▶ Task description:
Check each line of the material. Copy those containing "values".

▶ Items:

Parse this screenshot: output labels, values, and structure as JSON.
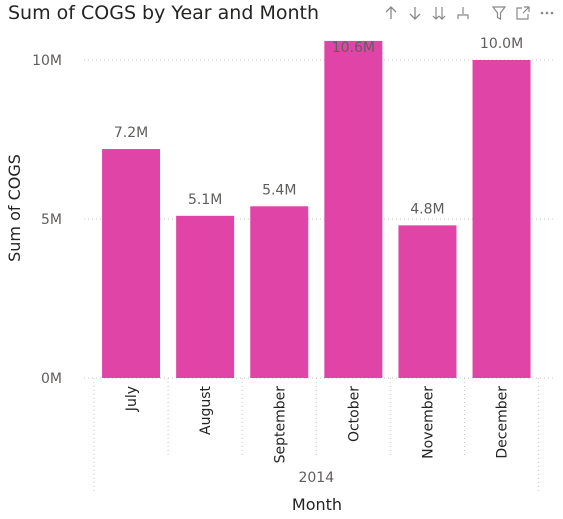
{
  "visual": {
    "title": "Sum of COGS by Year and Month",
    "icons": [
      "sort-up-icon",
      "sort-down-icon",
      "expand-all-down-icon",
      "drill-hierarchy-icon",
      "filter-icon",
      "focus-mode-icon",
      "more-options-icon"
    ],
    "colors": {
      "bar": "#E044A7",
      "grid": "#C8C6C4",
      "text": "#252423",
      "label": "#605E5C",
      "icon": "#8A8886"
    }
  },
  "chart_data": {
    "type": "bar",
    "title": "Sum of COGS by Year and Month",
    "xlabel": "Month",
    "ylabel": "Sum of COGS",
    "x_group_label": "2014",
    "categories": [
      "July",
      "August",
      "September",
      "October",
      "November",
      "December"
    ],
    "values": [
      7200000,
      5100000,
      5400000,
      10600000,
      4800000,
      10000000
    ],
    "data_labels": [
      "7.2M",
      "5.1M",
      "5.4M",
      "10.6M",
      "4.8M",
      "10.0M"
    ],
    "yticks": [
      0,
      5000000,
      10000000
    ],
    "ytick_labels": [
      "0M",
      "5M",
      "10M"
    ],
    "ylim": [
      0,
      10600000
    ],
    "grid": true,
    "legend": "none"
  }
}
* * *
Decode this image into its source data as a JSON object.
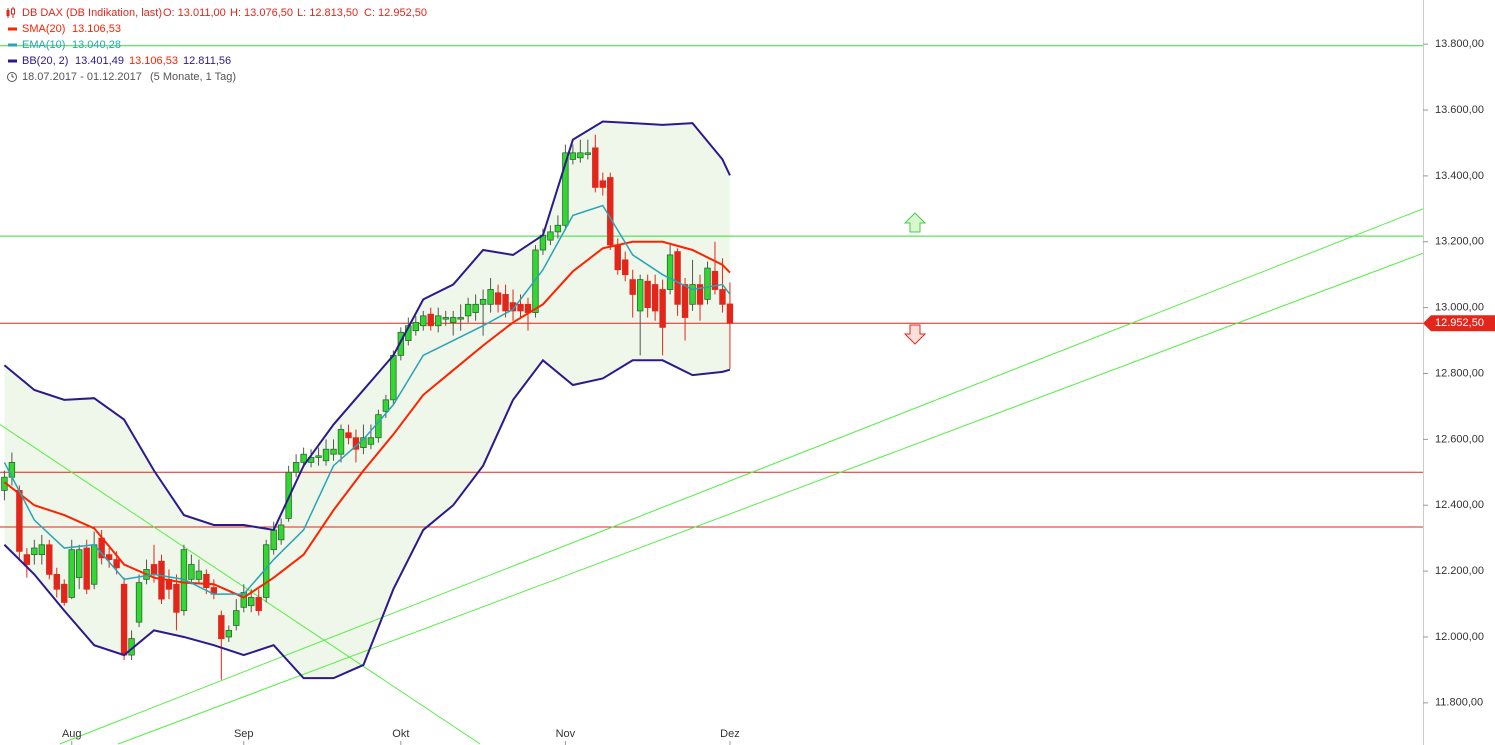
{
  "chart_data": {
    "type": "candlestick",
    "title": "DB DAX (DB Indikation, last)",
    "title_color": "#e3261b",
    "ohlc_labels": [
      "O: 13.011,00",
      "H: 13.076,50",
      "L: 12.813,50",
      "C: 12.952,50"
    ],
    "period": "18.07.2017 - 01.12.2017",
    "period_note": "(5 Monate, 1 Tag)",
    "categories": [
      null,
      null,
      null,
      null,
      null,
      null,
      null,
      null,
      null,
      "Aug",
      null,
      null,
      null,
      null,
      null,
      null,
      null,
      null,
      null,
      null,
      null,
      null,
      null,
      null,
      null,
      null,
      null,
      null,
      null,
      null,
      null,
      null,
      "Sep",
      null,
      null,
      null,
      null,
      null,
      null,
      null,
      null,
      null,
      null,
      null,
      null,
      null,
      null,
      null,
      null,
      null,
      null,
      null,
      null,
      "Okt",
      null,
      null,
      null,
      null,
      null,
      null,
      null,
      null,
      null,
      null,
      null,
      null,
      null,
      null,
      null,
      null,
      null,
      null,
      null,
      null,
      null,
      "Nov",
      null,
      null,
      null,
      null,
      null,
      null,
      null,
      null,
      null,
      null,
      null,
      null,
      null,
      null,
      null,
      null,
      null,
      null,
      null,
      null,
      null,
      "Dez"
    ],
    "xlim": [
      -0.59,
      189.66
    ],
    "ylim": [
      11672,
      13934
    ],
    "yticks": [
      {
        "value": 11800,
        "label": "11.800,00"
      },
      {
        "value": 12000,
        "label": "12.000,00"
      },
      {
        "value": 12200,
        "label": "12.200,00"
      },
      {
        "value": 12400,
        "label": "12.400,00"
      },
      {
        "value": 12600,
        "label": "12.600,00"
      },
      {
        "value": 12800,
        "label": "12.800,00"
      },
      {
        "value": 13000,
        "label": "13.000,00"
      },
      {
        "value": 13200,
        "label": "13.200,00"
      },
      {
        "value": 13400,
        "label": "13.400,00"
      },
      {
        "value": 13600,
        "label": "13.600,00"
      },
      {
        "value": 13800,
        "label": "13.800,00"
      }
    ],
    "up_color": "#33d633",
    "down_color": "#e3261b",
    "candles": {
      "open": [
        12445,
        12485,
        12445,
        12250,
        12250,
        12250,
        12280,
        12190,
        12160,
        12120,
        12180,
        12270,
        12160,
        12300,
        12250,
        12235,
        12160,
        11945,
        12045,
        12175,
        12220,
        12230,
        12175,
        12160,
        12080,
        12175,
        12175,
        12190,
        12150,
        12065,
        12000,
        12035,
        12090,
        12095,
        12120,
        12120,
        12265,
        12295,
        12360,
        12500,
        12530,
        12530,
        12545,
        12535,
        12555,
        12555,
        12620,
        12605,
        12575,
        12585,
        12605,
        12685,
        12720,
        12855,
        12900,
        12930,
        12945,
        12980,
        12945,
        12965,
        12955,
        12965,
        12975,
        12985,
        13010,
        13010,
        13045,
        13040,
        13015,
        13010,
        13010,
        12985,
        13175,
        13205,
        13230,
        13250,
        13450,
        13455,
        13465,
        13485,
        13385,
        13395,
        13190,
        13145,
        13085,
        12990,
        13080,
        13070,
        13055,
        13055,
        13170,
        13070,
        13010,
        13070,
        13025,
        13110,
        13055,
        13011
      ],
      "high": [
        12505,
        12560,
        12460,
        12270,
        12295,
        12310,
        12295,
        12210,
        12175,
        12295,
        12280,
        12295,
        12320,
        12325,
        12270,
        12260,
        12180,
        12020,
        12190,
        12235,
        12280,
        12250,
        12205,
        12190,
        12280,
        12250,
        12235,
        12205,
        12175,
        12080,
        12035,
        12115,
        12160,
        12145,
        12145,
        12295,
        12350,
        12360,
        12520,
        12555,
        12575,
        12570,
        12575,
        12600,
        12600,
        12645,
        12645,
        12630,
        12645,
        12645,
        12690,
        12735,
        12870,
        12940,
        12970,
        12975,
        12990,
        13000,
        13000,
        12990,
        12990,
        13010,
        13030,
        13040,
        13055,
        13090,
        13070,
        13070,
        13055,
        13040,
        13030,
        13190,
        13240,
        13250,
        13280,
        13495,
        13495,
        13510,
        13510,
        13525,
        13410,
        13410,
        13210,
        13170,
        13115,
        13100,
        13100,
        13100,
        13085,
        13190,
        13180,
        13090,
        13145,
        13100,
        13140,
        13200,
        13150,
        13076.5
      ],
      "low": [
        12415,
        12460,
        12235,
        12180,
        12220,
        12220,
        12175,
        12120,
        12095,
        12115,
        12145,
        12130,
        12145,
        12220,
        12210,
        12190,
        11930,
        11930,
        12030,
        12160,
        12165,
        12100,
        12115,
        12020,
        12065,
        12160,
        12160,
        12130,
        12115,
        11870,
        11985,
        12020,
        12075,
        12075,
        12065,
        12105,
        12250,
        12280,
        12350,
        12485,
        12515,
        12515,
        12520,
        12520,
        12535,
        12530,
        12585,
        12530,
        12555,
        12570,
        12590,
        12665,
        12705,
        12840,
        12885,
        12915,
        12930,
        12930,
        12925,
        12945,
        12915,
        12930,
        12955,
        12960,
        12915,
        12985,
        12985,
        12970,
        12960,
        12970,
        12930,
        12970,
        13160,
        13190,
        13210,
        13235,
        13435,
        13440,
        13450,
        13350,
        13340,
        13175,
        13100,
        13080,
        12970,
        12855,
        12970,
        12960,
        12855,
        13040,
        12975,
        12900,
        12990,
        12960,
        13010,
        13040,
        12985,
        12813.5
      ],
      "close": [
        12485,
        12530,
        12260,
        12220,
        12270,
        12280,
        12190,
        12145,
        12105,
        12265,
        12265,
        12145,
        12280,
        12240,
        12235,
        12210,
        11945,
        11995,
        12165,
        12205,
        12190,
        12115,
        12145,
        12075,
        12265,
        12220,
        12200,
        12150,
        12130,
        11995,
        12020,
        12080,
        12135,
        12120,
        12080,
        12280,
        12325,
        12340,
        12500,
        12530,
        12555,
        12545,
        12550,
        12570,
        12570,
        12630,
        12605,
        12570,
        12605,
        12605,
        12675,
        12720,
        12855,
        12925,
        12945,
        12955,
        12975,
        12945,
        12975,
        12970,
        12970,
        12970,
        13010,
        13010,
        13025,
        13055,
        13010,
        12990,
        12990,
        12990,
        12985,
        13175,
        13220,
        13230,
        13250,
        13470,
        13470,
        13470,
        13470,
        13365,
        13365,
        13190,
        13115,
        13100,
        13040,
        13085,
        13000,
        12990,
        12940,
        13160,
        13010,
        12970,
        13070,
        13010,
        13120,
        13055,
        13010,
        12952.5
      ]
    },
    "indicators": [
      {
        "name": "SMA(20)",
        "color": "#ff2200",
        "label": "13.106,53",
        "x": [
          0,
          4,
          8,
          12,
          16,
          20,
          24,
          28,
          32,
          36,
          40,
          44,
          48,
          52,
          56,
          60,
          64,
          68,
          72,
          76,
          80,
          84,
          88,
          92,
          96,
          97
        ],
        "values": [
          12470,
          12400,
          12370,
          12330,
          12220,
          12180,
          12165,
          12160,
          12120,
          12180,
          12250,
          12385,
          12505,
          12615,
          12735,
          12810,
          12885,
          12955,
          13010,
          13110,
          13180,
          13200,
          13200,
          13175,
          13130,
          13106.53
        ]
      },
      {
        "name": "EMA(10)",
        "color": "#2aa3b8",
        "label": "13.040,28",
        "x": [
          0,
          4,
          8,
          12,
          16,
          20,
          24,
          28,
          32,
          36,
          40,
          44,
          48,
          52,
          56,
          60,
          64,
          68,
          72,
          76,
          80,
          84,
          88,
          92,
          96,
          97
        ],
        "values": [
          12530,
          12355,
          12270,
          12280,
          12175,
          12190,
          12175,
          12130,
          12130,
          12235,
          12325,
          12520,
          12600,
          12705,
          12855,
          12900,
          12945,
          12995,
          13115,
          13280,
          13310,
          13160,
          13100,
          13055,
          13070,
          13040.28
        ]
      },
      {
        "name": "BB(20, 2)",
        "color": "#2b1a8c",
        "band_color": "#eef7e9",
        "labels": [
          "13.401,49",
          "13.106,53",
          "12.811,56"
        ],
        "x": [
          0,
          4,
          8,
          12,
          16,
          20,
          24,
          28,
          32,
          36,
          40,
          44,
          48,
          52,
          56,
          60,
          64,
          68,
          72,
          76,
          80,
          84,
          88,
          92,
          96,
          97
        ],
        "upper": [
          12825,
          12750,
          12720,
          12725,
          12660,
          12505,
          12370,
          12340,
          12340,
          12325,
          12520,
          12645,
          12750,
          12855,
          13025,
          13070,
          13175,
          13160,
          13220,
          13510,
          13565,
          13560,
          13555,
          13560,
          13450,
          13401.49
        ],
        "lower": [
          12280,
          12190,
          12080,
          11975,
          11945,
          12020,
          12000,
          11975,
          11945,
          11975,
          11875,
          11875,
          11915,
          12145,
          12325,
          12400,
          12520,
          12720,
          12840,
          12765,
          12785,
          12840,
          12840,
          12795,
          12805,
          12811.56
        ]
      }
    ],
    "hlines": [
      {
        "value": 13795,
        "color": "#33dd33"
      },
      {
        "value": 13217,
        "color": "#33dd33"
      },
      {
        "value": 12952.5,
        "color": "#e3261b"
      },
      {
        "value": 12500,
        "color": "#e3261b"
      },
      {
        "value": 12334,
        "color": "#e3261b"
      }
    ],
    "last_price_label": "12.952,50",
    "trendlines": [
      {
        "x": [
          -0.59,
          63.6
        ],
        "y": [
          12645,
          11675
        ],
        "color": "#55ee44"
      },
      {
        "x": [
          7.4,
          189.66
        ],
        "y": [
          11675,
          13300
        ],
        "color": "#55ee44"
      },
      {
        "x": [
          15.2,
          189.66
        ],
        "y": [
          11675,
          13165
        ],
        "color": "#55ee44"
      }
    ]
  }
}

▶ Solution to this problem:
Parse this screenshot: output labels, values, and structure as JSON.
    "values": [
        "values": [
        "values": [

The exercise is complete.